╭─ DATA LINES
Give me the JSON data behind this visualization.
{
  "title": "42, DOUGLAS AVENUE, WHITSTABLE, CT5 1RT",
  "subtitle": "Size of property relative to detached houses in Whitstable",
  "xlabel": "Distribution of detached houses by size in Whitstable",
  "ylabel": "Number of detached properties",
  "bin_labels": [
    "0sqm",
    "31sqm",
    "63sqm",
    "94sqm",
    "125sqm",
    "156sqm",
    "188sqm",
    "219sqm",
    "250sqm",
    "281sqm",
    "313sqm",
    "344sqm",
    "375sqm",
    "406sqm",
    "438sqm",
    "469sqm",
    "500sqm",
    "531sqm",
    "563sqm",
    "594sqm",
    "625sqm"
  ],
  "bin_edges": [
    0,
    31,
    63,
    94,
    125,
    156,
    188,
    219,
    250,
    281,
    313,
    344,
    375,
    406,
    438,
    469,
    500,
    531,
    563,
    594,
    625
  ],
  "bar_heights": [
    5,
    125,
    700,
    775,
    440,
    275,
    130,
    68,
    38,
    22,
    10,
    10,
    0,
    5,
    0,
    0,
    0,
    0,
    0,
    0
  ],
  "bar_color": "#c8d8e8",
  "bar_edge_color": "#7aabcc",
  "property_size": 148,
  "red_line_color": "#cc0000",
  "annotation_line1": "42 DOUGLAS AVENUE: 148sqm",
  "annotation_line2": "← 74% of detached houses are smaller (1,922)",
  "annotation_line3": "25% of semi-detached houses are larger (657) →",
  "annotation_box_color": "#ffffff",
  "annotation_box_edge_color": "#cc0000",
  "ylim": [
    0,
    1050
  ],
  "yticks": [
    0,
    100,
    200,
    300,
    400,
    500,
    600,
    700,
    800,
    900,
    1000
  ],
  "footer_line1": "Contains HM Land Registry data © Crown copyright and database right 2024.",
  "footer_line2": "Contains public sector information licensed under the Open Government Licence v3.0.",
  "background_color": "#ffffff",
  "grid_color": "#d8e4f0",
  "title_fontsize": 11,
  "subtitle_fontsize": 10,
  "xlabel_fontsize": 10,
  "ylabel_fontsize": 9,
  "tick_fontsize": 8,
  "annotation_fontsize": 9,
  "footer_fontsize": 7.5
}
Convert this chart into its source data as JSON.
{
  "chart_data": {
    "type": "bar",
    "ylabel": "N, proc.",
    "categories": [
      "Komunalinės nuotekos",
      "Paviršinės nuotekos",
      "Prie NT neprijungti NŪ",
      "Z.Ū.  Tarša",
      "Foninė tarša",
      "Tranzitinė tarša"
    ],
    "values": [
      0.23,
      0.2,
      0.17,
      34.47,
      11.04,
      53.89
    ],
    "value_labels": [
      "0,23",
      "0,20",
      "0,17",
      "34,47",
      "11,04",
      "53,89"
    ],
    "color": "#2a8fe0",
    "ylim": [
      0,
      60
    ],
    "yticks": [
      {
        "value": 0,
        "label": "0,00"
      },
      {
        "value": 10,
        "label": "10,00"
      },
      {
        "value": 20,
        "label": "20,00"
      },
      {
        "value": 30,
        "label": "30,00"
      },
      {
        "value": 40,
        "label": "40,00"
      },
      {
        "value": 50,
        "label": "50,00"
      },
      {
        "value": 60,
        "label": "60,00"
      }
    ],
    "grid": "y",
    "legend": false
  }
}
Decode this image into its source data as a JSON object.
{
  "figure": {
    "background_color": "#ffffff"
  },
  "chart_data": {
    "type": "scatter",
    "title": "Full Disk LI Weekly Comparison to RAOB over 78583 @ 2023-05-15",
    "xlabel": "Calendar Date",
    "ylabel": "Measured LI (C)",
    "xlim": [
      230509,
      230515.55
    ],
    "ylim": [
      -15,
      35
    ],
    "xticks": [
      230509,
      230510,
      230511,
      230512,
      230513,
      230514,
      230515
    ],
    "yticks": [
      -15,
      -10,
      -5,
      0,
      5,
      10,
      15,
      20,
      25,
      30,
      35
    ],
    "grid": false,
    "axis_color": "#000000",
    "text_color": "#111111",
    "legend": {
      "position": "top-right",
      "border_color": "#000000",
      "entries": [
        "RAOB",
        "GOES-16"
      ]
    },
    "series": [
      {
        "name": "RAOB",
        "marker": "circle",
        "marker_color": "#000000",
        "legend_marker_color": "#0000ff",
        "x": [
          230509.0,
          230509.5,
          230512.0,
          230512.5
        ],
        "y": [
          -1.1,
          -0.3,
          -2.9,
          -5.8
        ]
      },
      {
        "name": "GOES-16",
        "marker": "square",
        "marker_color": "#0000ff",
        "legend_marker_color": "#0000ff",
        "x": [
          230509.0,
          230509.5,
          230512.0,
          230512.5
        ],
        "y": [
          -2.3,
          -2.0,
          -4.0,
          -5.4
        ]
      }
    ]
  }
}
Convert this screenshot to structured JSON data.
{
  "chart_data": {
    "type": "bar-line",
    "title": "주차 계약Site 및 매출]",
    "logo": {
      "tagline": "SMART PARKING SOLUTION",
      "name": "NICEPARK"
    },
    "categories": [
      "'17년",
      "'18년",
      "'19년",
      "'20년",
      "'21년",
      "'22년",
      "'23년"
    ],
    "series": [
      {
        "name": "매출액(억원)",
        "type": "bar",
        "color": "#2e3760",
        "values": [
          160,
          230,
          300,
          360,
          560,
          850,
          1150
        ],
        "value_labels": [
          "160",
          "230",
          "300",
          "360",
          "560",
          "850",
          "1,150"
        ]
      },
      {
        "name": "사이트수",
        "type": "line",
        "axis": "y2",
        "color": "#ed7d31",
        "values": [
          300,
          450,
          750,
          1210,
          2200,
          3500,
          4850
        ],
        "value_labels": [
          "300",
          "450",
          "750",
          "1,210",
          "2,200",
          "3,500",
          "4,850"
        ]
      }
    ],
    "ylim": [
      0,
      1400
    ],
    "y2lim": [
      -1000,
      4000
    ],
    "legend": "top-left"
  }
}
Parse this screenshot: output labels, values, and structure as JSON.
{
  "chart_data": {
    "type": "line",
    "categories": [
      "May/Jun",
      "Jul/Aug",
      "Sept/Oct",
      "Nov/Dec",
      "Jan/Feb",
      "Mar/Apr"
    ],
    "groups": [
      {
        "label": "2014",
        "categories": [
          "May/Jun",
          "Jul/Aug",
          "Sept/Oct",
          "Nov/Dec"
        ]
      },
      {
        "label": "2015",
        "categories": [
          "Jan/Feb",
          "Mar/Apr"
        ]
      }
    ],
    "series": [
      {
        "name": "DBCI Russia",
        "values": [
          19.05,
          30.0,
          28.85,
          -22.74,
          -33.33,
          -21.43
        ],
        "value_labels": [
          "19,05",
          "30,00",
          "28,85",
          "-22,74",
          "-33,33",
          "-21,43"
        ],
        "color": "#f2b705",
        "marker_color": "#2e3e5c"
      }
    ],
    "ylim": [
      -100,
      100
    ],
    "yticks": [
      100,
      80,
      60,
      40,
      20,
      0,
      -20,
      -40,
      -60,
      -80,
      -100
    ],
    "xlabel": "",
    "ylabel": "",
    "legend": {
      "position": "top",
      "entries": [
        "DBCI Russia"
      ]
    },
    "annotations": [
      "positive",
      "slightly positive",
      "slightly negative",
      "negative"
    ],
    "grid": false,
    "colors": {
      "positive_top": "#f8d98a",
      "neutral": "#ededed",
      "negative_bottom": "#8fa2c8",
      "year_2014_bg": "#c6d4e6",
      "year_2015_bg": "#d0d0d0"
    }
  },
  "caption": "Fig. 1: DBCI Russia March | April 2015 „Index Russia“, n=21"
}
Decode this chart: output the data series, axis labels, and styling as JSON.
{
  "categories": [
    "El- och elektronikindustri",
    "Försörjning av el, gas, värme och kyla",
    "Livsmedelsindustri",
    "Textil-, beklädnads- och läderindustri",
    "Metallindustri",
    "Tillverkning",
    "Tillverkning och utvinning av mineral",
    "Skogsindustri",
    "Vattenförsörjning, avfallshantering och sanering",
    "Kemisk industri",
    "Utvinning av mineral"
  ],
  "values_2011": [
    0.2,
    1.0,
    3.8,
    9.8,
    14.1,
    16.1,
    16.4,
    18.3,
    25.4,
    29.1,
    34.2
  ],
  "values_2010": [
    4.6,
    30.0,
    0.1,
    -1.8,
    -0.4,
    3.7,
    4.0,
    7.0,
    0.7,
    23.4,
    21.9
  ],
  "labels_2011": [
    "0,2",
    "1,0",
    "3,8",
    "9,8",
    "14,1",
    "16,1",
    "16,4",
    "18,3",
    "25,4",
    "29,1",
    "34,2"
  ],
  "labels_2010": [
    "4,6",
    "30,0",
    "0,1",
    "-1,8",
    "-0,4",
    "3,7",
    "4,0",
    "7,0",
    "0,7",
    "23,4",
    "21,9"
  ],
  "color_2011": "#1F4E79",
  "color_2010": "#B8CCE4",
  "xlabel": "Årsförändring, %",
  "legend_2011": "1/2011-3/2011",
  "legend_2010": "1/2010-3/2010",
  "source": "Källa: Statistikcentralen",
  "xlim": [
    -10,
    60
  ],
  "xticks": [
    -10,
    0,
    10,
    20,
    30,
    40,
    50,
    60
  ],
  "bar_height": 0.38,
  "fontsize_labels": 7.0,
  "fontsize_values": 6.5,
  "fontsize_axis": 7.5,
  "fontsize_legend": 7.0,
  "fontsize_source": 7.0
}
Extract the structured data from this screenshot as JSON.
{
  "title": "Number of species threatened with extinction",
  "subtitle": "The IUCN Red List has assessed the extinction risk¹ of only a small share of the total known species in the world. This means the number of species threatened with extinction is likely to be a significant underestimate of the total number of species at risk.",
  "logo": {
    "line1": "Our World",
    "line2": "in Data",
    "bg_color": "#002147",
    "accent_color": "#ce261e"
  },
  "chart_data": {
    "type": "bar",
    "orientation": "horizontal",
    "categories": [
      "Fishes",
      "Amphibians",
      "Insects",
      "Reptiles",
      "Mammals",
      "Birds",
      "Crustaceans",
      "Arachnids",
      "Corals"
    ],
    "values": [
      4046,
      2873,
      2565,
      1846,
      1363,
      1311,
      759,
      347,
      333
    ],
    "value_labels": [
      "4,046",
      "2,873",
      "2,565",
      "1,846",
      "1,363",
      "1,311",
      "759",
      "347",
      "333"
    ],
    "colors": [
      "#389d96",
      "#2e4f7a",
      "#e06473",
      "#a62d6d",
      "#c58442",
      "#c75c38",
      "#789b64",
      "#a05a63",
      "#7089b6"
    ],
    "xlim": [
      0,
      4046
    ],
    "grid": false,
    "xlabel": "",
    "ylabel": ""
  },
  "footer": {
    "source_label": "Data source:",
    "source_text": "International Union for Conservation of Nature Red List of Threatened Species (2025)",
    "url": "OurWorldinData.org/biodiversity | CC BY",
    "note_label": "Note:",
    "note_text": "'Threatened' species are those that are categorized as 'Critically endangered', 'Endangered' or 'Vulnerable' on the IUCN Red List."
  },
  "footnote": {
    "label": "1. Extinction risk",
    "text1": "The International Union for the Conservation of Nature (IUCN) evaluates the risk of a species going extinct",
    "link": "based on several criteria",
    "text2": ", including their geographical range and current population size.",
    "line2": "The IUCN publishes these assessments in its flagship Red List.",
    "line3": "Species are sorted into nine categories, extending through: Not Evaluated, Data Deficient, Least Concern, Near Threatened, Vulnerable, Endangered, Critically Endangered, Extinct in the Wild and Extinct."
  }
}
╰─
# GIVEN PROBLEM
Report how many lines of the records above contain the word "detached", and give only that number.

# EXPECTED ANSWER
5